**Dataset extract:**
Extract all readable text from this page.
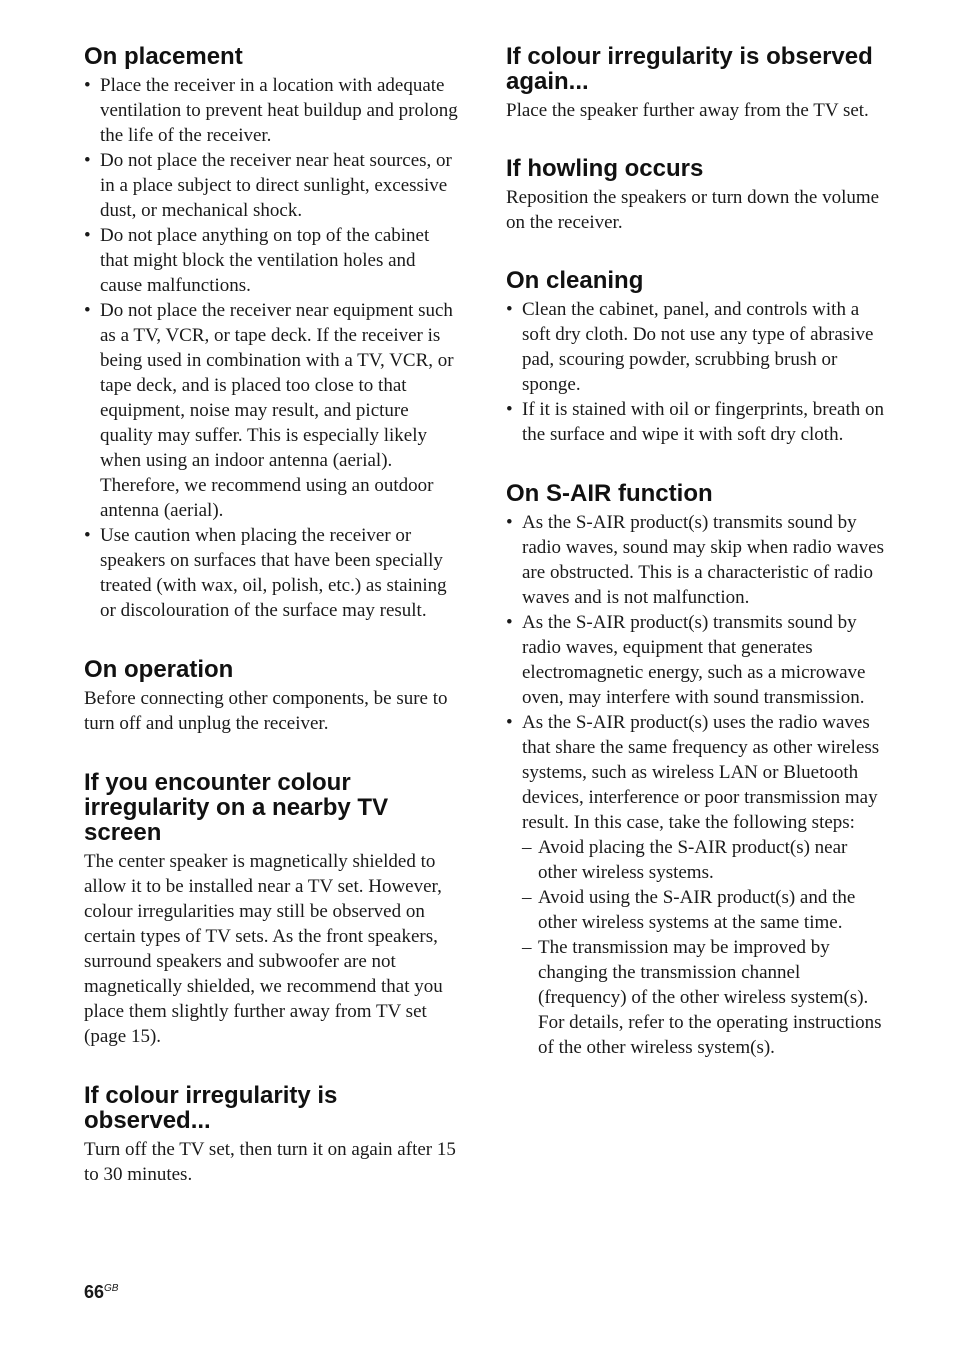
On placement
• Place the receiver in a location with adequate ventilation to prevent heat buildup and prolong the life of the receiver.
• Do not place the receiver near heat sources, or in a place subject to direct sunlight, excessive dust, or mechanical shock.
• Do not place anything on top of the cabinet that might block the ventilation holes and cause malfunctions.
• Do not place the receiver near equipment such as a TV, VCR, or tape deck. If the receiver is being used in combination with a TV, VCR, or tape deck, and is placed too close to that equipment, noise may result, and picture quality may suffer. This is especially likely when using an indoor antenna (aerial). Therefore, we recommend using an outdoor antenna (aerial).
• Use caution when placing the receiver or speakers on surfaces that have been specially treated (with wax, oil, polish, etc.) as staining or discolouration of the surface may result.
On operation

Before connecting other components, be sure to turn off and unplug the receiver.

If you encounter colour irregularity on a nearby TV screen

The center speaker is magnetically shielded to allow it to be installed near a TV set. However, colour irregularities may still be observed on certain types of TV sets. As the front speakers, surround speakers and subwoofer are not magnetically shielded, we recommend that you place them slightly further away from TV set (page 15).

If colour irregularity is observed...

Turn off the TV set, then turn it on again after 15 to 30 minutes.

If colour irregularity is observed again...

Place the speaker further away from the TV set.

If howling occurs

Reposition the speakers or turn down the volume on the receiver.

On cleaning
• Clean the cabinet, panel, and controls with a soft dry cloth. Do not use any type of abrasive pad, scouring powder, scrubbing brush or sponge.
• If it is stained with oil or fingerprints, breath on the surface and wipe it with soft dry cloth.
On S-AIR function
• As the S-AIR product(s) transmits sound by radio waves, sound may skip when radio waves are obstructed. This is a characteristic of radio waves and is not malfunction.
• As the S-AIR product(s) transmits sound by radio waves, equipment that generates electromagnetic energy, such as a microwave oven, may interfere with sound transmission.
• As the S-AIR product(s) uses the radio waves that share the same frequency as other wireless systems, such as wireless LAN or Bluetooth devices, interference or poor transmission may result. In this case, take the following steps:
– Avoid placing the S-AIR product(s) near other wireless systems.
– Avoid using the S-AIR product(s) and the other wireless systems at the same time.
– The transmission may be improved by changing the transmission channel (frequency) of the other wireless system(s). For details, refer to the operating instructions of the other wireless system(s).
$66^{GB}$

**Written instruction:** Provide the number of lines containing the string "frequency", with no other output.

**Solution:** 2